- Supplied data:
BEGIN

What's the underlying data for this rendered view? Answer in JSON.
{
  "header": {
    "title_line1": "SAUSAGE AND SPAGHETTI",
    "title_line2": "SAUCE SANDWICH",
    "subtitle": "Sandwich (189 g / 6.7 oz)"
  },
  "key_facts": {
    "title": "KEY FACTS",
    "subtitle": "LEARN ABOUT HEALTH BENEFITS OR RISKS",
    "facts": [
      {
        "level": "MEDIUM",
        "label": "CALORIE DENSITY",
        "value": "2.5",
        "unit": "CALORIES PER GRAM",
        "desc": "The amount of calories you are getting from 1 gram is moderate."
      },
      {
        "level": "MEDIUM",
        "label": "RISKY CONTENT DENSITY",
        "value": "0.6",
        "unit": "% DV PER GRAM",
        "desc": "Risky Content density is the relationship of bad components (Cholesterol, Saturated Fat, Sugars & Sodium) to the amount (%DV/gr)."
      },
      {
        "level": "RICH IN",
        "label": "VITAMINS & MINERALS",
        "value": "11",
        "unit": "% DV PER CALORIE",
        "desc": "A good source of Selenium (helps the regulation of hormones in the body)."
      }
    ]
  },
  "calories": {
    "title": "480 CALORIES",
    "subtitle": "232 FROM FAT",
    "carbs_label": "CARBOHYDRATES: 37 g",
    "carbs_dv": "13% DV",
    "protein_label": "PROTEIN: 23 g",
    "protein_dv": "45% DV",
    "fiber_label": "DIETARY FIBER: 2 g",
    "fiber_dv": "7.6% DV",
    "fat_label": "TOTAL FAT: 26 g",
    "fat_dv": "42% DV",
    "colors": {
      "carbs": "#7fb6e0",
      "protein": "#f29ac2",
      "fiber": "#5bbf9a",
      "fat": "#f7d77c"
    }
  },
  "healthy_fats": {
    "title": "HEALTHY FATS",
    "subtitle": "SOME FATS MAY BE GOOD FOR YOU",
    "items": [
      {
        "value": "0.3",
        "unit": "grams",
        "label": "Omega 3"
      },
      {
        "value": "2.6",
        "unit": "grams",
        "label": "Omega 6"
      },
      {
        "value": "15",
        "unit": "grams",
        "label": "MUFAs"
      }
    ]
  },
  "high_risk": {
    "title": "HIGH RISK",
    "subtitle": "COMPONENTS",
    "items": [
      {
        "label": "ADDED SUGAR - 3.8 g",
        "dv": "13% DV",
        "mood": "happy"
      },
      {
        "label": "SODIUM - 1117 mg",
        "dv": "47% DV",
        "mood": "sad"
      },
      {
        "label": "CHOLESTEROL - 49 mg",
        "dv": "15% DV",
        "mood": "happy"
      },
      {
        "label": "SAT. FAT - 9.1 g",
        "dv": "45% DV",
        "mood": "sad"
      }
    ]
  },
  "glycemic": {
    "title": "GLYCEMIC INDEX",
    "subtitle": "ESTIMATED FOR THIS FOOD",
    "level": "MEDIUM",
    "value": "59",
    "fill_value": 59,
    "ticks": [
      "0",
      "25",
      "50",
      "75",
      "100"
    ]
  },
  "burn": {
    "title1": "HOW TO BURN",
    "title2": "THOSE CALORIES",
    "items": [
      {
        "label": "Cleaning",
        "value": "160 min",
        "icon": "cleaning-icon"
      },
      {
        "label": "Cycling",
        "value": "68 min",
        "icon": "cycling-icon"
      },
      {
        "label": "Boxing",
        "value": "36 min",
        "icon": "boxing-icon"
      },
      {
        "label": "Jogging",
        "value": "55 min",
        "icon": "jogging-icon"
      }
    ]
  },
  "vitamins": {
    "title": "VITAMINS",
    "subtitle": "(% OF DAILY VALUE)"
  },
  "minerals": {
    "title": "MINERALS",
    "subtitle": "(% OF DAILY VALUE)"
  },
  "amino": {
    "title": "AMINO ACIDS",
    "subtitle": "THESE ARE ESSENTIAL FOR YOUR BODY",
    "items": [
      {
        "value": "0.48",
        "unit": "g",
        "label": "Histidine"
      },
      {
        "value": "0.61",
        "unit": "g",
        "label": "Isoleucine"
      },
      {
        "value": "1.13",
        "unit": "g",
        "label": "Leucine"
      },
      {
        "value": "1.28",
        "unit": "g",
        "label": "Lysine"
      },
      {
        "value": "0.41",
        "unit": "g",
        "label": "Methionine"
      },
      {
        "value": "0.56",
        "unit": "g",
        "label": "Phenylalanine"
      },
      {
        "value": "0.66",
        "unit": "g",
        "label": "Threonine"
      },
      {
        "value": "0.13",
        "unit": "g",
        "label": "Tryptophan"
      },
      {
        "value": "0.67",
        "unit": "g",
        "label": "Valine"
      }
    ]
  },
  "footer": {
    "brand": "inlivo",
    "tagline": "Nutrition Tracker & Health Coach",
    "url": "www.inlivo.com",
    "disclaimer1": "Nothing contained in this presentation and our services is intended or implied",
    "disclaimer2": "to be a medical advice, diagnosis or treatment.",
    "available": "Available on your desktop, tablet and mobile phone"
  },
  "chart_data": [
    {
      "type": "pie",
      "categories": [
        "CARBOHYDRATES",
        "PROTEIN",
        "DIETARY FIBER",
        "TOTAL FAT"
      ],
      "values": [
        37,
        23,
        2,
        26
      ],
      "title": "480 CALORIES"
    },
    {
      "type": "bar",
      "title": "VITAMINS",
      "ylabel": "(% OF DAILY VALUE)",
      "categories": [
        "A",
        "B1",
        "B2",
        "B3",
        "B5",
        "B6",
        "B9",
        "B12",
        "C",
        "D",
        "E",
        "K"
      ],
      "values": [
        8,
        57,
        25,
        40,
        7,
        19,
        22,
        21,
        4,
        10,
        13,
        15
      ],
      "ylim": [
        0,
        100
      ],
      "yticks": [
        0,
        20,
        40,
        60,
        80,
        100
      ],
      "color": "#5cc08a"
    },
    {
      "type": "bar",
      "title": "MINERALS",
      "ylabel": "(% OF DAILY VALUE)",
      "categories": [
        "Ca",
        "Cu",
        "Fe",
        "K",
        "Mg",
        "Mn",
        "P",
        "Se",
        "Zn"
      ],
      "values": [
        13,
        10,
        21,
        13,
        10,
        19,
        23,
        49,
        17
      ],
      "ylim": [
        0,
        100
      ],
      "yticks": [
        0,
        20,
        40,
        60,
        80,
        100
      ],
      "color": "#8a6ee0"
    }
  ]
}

END

- Your goal:
All of the records above need to be printed again exactly as they appear.

- Response for this exercise:
What's the underlying data for this rendered view? Answer in JSON.
{
  "header": {
    "title_line1": "SAUSAGE AND SPAGHETTI",
    "title_line2": "SAUCE SANDWICH",
    "subtitle": "Sandwich (189 g / 6.7 oz)"
  },
  "key_facts": {
    "title": "KEY FACTS",
    "subtitle": "LEARN ABOUT HEALTH BENEFITS OR RISKS",
    "facts": [
      {
        "level": "MEDIUM",
        "label": "CALORIE DENSITY",
        "value": "2.5",
        "unit": "CALORIES PER GRAM",
        "desc": "The amount of calories you are getting from 1 gram is moderate."
      },
      {
        "level": "MEDIUM",
        "label": "RISKY CONTENT DENSITY",
        "value": "0.6",
        "unit": "% DV PER GRAM",
        "desc": "Risky Content density is the relationship of bad components (Cholesterol, Saturated Fat, Sugars & Sodium) to the amount (%DV/gr)."
      },
      {
        "level": "RICH IN",
        "label": "VITAMINS & MINERALS",
        "value": "11",
        "unit": "% DV PER CALORIE",
        "desc": "A good source of Selenium (helps the regulation of hormones in the body)."
      }
    ]
  },
  "calories": {
    "title": "480 CALORIES",
    "subtitle": "232 FROM FAT",
    "carbs_label": "CARBOHYDRATES: 37 g",
    "carbs_dv": "13% DV",
    "protein_label": "PROTEIN: 23 g",
    "protein_dv": "45% DV",
    "fiber_label": "DIETARY FIBER: 2 g",
    "fiber_dv": "7.6% DV",
    "fat_label": "TOTAL FAT: 26 g",
    "fat_dv": "42% DV",
    "colors": {
      "carbs": "#7fb6e0",
      "protein": "#f29ac2",
      "fiber": "#5bbf9a",
      "fat": "#f7d77c"
    }
  },
  "healthy_fats": {
    "title": "HEALTHY FATS",
    "subtitle": "SOME FATS MAY BE GOOD FOR YOU",
    "items": [
      {
        "value": "0.3",
        "unit": "grams",
        "label": "Omega 3"
      },
      {
        "value": "2.6",
        "unit": "grams",
        "label": "Omega 6"
      },
      {
        "value": "15",
        "unit": "grams",
        "label": "MUFAs"
      }
    ]
  },
  "high_risk": {
    "title": "HIGH RISK",
    "subtitle": "COMPONENTS",
    "items": [
      {
        "label": "ADDED SUGAR - 3.8 g",
        "dv": "13% DV",
        "mood": "happy"
      },
      {
        "label": "SODIUM - 1117 mg",
        "dv": "47% DV",
        "mood": "sad"
      },
      {
        "label": "CHOLESTEROL - 49 mg",
        "dv": "15% DV",
        "mood": "happy"
      },
      {
        "label": "SAT. FAT - 9.1 g",
        "dv": "45% DV",
        "mood": "sad"
      }
    ]
  },
  "glycemic": {
    "title": "GLYCEMIC INDEX",
    "subtitle": "ESTIMATED FOR THIS FOOD",
    "level": "MEDIUM",
    "value": "59",
    "fill_value": 59,
    "ticks": [
      "0",
      "25",
      "50",
      "75",
      "100"
    ]
  },
  "burn": {
    "title1": "HOW TO BURN",
    "title2": "THOSE CALORIES",
    "items": [
      {
        "label": "Cleaning",
        "value": "160 min",
        "icon": "cleaning-icon"
      },
      {
        "label": "Cycling",
        "value": "68 min",
        "icon": "cycling-icon"
      },
      {
        "label": "Boxing",
        "value": "36 min",
        "icon": "boxing-icon"
      },
      {
        "label": "Jogging",
        "value": "55 min",
        "icon": "jogging-icon"
      }
    ]
  },
  "vitamins": {
    "title": "VITAMINS",
    "subtitle": "(% OF DAILY VALUE)"
  },
  "minerals": {
    "title": "MINERALS",
    "subtitle": "(% OF DAILY VALUE)"
  },
  "amino": {
    "title": "AMINO ACIDS",
    "subtitle": "THESE ARE ESSENTIAL FOR YOUR BODY",
    "items": [
      {
        "value": "0.48",
        "unit": "g",
        "label": "Histidine"
      },
      {
        "value": "0.61",
        "unit": "g",
        "label": "Isoleucine"
      },
      {
        "value": "1.13",
        "unit": "g",
        "label": "Leucine"
      },
      {
        "value": "1.28",
        "unit": "g",
        "label": "Lysine"
      },
      {
        "value": "0.41",
        "unit": "g",
        "label": "Methionine"
      },
      {
        "value": "0.56",
        "unit": "g",
        "label": "Phenylalanine"
      },
      {
        "value": "0.66",
        "unit": "g",
        "label": "Threonine"
      },
      {
        "value": "0.13",
        "unit": "g",
        "label": "Tryptophan"
      },
      {
        "value": "0.67",
        "unit": "g",
        "label": "Valine"
      }
    ]
  },
  "footer": {
    "brand": "inlivo",
    "tagline": "Nutrition Tracker & Health Coach",
    "url": "www.inlivo.com",
    "disclaimer1": "Nothing contained in this presentation and our services is intended or implied",
    "disclaimer2": "to be a medical advice, diagnosis or treatment.",
    "available": "Available on your desktop, tablet and mobile phone"
  },
  "chart_data": [
    {
      "type": "pie",
      "categories": [
        "CARBOHYDRATES",
        "PROTEIN",
        "DIETARY FIBER",
        "TOTAL FAT"
      ],
      "values": [
        37,
        23,
        2,
        26
      ],
      "title": "480 CALORIES"
    },
    {
      "type": "bar",
      "title": "VITAMINS",
      "ylabel": "(% OF DAILY VALUE)",
      "categories": [
        "A",
        "B1",
        "B2",
        "B3",
        "B5",
        "B6",
        "B9",
        "B12",
        "C",
        "D",
        "E",
        "K"
      ],
      "values": [
        8,
        57,
        25,
        40,
        7,
        19,
        22,
        21,
        4,
        10,
        13,
        15
      ],
      "ylim": [
        0,
        100
      ],
      "yticks": [
        0,
        20,
        40,
        60,
        80,
        100
      ],
      "color": "#5cc08a"
    },
    {
      "type": "bar",
      "title": "MINERALS",
      "ylabel": "(% OF DAILY VALUE)",
      "categories": [
        "Ca",
        "Cu",
        "Fe",
        "K",
        "Mg",
        "Mn",
        "P",
        "Se",
        "Zn"
      ],
      "values": [
        13,
        10,
        21,
        13,
        10,
        19,
        23,
        49,
        17
      ],
      "ylim": [
        0,
        100
      ],
      "yticks": [
        0,
        20,
        40,
        60,
        80,
        100
      ],
      "color": "#8a6ee0"
    }
  ]
}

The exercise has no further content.